[Start of Data to use]

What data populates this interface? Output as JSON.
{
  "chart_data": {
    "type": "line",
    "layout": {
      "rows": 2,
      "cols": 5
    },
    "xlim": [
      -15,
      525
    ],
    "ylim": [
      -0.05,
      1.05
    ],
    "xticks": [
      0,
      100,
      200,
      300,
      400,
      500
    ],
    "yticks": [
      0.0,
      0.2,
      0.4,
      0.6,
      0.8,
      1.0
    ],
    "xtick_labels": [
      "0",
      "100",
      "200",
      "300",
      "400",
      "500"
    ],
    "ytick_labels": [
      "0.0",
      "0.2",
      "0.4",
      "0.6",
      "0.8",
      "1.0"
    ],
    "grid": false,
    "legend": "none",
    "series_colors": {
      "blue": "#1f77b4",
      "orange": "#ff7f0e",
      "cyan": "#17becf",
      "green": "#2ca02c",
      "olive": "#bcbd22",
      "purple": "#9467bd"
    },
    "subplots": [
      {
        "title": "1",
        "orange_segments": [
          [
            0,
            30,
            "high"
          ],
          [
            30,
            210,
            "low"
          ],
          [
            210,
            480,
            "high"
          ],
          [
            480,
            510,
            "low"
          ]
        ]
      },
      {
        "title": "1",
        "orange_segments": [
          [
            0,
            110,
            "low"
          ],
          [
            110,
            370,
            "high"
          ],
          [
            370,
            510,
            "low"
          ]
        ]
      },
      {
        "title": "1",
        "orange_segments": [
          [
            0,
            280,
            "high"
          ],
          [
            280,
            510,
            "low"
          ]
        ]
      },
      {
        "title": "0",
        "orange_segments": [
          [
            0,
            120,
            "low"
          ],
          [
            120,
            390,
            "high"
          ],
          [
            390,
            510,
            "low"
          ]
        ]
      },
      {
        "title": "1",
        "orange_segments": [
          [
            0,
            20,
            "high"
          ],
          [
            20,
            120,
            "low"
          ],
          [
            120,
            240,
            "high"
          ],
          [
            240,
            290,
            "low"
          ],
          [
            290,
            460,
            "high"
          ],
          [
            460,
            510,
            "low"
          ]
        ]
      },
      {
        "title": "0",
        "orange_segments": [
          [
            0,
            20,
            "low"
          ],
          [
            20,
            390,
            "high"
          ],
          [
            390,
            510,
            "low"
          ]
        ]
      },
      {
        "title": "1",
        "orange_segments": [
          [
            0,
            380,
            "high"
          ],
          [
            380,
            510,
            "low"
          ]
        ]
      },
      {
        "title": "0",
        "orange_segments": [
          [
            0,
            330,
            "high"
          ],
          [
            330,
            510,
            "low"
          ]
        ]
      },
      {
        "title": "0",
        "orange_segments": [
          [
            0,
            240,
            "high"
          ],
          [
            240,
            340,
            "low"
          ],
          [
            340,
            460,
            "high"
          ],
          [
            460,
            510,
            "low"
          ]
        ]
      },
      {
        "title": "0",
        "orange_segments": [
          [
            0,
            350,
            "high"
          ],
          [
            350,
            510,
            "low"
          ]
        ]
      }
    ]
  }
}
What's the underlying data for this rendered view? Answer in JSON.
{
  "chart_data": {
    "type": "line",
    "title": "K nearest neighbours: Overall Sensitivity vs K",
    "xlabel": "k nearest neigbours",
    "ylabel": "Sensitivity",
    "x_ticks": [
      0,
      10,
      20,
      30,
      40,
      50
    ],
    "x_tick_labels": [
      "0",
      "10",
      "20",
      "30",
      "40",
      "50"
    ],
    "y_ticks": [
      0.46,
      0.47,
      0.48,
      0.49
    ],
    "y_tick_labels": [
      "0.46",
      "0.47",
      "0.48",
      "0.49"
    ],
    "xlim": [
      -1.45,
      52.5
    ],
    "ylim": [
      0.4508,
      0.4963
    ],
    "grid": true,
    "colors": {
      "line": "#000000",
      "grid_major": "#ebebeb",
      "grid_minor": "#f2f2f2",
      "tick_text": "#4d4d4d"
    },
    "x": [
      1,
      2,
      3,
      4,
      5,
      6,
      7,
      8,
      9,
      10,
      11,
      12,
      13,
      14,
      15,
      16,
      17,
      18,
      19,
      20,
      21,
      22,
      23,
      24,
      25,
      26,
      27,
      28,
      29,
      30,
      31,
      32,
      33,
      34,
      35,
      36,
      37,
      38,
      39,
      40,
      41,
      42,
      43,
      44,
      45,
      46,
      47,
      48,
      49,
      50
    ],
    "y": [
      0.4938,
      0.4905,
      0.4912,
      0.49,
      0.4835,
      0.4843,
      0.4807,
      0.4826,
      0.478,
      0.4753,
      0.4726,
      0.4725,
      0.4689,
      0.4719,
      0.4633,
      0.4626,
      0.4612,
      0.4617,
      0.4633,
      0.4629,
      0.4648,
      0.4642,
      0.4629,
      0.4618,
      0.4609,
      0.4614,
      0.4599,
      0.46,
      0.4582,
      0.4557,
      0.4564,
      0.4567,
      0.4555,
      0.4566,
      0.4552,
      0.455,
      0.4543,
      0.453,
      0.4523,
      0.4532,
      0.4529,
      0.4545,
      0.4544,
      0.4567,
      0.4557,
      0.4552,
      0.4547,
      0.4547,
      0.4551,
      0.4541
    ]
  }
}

[End of Data to use]

#### Task prompt
Extract every line containing the string "What" from the data above.

#### The solution
What data populates this interface? Output as JSON.
What's the underlying data for this rendered view? Answer in JSON.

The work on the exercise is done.